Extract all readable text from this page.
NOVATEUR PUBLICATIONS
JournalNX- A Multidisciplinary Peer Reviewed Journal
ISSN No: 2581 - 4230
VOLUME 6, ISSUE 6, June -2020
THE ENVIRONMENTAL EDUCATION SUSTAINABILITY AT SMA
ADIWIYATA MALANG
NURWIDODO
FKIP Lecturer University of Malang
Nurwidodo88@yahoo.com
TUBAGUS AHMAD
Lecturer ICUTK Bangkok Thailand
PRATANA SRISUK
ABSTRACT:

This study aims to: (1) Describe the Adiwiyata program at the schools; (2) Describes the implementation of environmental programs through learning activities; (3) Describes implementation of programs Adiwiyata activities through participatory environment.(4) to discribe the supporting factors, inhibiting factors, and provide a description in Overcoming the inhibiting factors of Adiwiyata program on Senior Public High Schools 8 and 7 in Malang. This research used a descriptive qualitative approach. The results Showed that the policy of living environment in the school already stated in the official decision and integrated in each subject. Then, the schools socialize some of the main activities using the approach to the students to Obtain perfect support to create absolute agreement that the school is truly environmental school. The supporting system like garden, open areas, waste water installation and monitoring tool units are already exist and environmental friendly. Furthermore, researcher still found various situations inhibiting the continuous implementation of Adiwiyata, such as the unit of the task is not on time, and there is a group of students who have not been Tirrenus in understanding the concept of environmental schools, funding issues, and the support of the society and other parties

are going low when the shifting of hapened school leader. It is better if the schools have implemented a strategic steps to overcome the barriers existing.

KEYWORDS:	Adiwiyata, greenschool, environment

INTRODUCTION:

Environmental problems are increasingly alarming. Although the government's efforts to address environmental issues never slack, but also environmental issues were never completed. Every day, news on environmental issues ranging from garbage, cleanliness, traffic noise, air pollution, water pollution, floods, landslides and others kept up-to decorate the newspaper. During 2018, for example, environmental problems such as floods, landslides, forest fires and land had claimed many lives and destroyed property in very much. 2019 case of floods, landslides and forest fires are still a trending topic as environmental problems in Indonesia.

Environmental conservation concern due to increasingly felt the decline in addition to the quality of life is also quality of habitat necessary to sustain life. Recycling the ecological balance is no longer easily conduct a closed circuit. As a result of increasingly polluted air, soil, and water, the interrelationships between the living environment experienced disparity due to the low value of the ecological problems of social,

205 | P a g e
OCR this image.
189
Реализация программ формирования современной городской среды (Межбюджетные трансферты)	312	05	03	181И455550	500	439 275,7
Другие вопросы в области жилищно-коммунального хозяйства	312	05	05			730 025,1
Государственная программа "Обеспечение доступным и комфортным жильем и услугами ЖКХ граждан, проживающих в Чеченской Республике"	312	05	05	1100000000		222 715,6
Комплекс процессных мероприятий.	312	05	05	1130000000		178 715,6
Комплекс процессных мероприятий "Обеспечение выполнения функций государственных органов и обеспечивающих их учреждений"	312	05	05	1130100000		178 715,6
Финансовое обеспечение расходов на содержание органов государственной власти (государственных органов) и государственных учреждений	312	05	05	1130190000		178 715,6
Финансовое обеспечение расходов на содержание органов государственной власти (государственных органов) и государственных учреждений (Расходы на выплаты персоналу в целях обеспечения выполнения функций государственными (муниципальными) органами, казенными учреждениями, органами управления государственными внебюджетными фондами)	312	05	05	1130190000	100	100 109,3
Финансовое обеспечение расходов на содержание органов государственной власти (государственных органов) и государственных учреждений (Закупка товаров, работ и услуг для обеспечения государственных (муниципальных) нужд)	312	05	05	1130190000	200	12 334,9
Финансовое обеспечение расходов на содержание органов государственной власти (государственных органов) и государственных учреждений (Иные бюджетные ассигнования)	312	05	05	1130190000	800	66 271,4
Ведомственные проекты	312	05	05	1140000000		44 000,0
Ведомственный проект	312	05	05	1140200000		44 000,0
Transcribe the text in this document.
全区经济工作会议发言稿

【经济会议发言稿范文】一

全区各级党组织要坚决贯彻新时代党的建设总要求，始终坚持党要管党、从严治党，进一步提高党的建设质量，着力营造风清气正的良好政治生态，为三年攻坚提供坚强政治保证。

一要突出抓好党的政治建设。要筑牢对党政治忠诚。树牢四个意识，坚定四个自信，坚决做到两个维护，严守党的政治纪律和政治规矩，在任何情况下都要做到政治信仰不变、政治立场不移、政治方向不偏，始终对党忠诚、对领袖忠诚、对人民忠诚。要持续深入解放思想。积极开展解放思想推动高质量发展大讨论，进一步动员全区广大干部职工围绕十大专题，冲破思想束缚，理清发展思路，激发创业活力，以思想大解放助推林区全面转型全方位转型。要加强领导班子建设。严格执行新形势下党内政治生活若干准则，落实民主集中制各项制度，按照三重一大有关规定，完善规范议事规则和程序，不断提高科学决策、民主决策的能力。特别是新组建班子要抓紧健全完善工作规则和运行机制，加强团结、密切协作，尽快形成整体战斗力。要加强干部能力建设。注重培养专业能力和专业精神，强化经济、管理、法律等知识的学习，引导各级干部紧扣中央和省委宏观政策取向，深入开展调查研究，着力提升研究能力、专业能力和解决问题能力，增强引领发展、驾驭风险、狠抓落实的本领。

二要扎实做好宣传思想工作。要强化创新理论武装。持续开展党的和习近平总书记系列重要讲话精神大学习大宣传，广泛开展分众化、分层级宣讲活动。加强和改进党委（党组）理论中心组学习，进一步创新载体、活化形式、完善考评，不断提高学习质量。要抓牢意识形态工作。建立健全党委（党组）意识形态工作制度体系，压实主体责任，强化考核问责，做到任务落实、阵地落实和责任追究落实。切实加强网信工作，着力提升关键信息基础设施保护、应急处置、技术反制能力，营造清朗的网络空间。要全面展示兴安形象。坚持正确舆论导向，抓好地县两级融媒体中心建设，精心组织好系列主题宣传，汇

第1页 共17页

★ ★ ★ ★ ★

Exercise details>
Return every record above exactly as it appears.

Result of the task>
Extract all readable text from this page.
NOVATEUR PUBLICATIONS
JournalNX- A Multidisciplinary Peer Reviewed Journal
ISSN No: 2581 - 4230
VOLUME 6, ISSUE 6, June -2020
THE ENVIRONMENTAL EDUCATION SUSTAINABILITY AT SMA
ADIWIYATA MALANG
NURWIDODO
FKIP Lecturer University of Malang
Nurwidodo88@yahoo.com
TUBAGUS AHMAD
Lecturer ICUTK Bangkok Thailand
PRATANA SRISUK
ABSTRACT:

This study aims to: (1) Describe the Adiwiyata program at the schools; (2) Describes the implementation of environmental programs through learning activities; (3) Describes implementation of programs Adiwiyata activities through participatory environment.(4) to discribe the supporting factors, inhibiting factors, and provide a description in Overcoming the inhibiting factors of Adiwiyata program on Senior Public High Schools 8 and 7 in Malang. This research used a descriptive qualitative approach. The results Showed that the policy of living environment in the school already stated in the official decision and integrated in each subject. Then, the schools socialize some of the main activities using the approach to the students to Obtain perfect support to create absolute agreement that the school is truly environmental school. The supporting system like garden, open areas, waste water installation and monitoring tool units are already exist and environmental friendly. Furthermore, researcher still found various situations inhibiting the continuous implementation of Adiwiyata, such as the unit of the task is not on time, and there is a group of students who have not been Tirrenus in understanding the concept of environmental schools, funding issues, and the support of the society and other parties

are going low when the shifting of hapened school leader. It is better if the schools have implemented a strategic steps to overcome the barriers existing.

KEYWORDS:	Adiwiyata, greenschool, environment

INTRODUCTION:

Environmental problems are increasingly alarming. Although the government's efforts to address environmental issues never slack, but also environmental issues were never completed. Every day, news on environmental issues ranging from garbage, cleanliness, traffic noise, air pollution, water pollution, floods, landslides and others kept up-to decorate the newspaper. During 2018, for example, environmental problems such as floods, landslides, forest fires and land had claimed many lives and destroyed property in very much. 2019 case of floods, landslides and forest fires are still a trending topic as environmental problems in Indonesia.

Environmental conservation concern due to increasingly felt the decline in addition to the quality of life is also quality of habitat necessary to sustain life. Recycling the ecological balance is no longer easily conduct a closed circuit. As a result of increasingly polluted air, soil, and water, the interrelationships between the living environment experienced disparity due to the low value of the ecological problems of social,

205 | P a g e
OCR this image.
189
Реализация программ формирования современной городской среды (Межбюджетные трансферты)	312	05	03	181И455550	500	439 275,7
Другие вопросы в области жилищно-коммунального хозяйства	312	05	05			730 025,1
Государственная программа "Обеспечение доступным и комфортным жильем и услугами ЖКХ граждан, проживающих в Чеченской Республике"	312	05	05	1100000000		222 715,6
Комплекс процессных мероприятий.	312	05	05	1130000000		178 715,6
Комплекс процессных мероприятий "Обеспечение выполнения функций государственных органов и обеспечивающих их учреждений"	312	05	05	1130100000		178 715,6
Финансовое обеспечение расходов на содержание органов государственной власти (государственных органов) и государственных учреждений	312	05	05	1130190000		178 715,6
Финансовое обеспечение расходов на содержание органов государственной власти (государственных органов) и государственных учреждений (Расходы на выплаты персоналу в целях обеспечения выполнения функций государственными (муниципальными) органами, казенными учреждениями, органами управления государственными внебюджетными фондами)	312	05	05	1130190000	100	100 109,3
Финансовое обеспечение расходов на содержание органов государственной власти (государственных органов) и государственных учреждений (Закупка товаров, работ и услуг для обеспечения государственных (муниципальных) нужд)	312	05	05	1130190000	200	12 334,9
Финансовое обеспечение расходов на содержание органов государственной власти (государственных органов) и государственных учреждений (Иные бюджетные ассигнования)	312	05	05	1130190000	800	66 271,4
Ведомственные проекты	312	05	05	1140000000		44 000,0
Ведомственный проект	312	05	05	1140200000		44 000,0
Transcribe the text in this document.
全区经济工作会议发言稿

【经济会议发言稿范文】一

全区各级党组织要坚决贯彻新时代党的建设总要求，始终坚持党要管党、从严治党，进一步提高党的建设质量，着力营造风清气正的良好政治生态，为三年攻坚提供坚强政治保证。

一要突出抓好党的政治建设。要筑牢对党政治忠诚。树牢四个意识，坚定四个自信，坚决做到两个维护，严守党的政治纪律和政治规矩，在任何情况下都要做到政治信仰不变、政治立场不移、政治方向不偏，始终对党忠诚、对领袖忠诚、对人民忠诚。要持续深入解放思想。积极开展解放思想推动高质量发展大讨论，进一步动员全区广大干部职工围绕十大专题，冲破思想束缚，理清发展思路，激发创业活力，以思想大解放助推林区全面转型全方位转型。要加强领导班子建设。严格执行新形势下党内政治生活若干准则，落实民主集中制各项制度，按照三重一大有关规定，完善规范议事规则和程序，不断提高科学决策、民主决策的能力。特别是新组建班子要抓紧健全完善工作规则和运行机制，加强团结、密切协作，尽快形成整体战斗力。要加强干部能力建设。注重培养专业能力和专业精神，强化经济、管理、法律等知识的学习，引导各级干部紧扣中央和省委宏观政策取向，深入开展调查研究，着力提升研究能力、专业能力和解决问题能力，增强引领发展、驾驭风险、狠抓落实的本领。

二要扎实做好宣传思想工作。要强化创新理论武装。持续开展党的和习近平总书记系列重要讲话精神大学习大宣传，广泛开展分众化、分层级宣讲活动。加强和改进党委（党组）理论中心组学习，进一步创新载体、活化形式、完善考评，不断提高学习质量。要抓牢意识形态工作。建立健全党委（党组）意识形态工作制度体系，压实主体责任，强化考核问责，做到任务落实、阵地落实和责任追究落实。切实加强网信工作，着力提升关键信息基础设施保护、应急处置、技术反制能力，营造清朗的网络空间。要全面展示兴安形象。坚持正确舆论导向，抓好地县两级融媒体中心建设，精心组织好系列主题宣传，汇

第1页 共17页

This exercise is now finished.